### What is required
Work through the following lines and count those that hold the word "where". Reply with that number only.

======== Data shown

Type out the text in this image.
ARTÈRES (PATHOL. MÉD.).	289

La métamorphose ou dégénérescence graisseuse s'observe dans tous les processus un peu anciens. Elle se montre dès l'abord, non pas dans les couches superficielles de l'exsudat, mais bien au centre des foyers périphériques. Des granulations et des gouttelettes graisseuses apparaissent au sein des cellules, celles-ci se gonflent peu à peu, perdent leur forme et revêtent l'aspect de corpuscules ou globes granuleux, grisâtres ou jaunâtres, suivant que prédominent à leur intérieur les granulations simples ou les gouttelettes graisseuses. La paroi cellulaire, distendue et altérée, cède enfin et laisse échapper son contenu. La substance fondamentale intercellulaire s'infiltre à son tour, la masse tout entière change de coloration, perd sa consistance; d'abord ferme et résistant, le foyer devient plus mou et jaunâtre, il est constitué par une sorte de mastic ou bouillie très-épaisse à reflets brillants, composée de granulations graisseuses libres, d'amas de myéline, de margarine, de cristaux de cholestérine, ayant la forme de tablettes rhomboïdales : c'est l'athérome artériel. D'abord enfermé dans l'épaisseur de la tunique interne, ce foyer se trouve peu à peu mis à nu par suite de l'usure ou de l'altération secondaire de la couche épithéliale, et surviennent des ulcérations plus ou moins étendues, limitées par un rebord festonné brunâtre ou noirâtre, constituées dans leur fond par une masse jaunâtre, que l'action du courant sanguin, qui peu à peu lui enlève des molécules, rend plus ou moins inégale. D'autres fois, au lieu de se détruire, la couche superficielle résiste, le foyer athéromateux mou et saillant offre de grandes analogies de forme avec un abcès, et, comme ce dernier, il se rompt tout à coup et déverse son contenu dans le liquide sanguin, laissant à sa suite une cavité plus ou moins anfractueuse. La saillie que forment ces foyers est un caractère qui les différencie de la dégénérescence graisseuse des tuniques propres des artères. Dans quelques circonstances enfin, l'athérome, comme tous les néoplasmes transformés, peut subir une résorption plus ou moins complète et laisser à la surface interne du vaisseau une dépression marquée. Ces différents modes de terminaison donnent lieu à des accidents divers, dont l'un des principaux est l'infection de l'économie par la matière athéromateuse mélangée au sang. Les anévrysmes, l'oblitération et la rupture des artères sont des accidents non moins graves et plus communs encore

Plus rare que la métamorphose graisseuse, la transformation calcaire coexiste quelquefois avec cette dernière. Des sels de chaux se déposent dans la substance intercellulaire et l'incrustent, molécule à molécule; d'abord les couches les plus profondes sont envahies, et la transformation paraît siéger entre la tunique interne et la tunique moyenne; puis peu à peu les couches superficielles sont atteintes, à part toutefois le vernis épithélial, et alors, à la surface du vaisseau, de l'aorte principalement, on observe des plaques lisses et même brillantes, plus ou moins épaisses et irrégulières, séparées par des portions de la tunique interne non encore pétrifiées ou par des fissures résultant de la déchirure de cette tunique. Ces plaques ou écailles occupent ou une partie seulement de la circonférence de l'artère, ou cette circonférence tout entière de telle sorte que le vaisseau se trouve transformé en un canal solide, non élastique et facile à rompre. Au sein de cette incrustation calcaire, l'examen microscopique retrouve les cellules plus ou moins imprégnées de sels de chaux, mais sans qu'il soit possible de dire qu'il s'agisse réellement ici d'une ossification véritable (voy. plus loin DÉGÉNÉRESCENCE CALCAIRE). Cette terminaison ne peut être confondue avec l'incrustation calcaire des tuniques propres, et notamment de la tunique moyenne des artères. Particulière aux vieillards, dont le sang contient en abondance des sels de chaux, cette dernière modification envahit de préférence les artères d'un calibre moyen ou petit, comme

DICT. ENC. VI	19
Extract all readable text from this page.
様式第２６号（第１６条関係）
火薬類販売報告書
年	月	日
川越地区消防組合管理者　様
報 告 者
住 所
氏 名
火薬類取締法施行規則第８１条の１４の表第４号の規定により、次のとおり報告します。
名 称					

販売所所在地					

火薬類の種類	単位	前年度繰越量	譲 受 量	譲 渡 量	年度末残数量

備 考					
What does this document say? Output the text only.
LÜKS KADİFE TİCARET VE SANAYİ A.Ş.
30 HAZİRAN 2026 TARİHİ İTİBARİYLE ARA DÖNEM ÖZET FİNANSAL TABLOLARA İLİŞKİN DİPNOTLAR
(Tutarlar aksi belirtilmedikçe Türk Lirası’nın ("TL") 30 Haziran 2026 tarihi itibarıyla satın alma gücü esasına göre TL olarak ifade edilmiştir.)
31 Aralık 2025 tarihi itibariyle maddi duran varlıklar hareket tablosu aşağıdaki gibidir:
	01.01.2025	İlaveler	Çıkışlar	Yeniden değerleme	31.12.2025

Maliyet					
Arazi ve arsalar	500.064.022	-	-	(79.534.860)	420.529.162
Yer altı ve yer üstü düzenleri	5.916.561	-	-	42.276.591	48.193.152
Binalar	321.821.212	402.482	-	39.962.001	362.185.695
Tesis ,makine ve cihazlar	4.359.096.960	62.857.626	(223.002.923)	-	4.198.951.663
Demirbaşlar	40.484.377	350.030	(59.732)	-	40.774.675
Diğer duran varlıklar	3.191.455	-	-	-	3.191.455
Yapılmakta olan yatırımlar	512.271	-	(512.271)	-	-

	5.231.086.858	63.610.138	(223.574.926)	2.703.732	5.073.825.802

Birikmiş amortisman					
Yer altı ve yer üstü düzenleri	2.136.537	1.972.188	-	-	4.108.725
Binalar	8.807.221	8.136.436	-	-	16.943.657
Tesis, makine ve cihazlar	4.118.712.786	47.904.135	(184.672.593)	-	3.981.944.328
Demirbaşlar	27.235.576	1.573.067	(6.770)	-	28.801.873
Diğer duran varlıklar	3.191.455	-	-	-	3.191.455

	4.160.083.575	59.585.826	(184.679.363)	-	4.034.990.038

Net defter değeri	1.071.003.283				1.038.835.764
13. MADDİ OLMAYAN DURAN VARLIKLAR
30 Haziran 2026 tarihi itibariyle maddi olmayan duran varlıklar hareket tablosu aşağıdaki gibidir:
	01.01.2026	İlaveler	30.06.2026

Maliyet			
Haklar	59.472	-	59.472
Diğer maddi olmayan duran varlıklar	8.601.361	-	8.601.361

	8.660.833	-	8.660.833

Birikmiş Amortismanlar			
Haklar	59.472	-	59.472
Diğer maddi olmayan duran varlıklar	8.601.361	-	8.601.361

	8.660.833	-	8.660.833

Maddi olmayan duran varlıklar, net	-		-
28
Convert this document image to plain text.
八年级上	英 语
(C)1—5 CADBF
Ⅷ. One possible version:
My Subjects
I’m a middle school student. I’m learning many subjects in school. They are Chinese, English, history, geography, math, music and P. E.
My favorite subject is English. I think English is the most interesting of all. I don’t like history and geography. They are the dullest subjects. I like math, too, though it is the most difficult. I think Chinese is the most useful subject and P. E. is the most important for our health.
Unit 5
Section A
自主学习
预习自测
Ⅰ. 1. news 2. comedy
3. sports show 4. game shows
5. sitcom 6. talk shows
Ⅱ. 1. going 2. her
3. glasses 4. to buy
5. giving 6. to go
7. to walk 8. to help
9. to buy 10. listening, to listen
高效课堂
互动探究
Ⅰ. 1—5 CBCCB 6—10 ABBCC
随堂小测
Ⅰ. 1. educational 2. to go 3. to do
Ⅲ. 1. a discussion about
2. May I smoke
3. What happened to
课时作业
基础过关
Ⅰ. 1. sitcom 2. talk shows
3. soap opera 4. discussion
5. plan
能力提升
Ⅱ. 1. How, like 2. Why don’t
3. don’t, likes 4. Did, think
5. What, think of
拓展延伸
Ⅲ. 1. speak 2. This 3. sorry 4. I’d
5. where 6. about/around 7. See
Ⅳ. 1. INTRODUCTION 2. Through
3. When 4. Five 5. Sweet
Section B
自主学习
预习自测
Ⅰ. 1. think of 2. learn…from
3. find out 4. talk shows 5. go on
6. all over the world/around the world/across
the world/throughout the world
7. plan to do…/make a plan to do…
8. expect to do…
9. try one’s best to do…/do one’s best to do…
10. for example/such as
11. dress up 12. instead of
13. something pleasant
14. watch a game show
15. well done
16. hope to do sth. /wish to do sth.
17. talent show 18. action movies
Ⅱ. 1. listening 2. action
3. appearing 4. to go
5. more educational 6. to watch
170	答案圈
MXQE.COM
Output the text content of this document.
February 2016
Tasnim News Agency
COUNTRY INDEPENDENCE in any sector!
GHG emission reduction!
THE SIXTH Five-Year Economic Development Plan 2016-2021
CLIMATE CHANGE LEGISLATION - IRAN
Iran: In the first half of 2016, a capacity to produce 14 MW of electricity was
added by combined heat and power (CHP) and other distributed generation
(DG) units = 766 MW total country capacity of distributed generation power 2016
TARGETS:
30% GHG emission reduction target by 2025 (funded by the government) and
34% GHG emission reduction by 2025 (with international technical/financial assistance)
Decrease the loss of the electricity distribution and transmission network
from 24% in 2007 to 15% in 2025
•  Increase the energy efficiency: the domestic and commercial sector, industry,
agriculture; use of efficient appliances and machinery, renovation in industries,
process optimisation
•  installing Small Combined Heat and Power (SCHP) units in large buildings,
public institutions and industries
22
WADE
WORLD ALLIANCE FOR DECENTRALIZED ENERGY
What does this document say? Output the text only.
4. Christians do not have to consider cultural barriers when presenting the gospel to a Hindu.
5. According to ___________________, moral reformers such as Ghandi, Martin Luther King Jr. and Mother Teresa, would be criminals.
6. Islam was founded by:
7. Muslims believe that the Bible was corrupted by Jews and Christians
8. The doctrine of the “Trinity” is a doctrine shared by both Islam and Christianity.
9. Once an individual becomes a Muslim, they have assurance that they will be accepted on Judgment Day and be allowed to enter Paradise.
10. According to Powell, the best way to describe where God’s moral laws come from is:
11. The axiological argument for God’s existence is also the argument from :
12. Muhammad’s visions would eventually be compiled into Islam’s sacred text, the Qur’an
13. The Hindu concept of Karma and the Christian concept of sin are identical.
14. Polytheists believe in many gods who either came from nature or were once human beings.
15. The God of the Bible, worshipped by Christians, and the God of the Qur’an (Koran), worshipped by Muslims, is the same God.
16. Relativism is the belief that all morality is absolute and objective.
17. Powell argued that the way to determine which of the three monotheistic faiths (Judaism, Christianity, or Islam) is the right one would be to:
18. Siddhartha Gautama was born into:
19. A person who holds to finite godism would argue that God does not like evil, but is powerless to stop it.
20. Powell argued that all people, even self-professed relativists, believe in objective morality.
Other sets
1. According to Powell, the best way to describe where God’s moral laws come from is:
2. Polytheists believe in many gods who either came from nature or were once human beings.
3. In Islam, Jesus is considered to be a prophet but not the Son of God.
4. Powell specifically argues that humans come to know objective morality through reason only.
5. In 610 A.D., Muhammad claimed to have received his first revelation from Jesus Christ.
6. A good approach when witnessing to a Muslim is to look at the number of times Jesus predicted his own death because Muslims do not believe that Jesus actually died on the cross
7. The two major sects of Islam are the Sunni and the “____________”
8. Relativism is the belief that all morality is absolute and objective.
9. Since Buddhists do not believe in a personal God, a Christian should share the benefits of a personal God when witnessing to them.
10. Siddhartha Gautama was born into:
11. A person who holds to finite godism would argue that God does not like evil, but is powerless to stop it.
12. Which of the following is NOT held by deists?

================

### Solved problem
3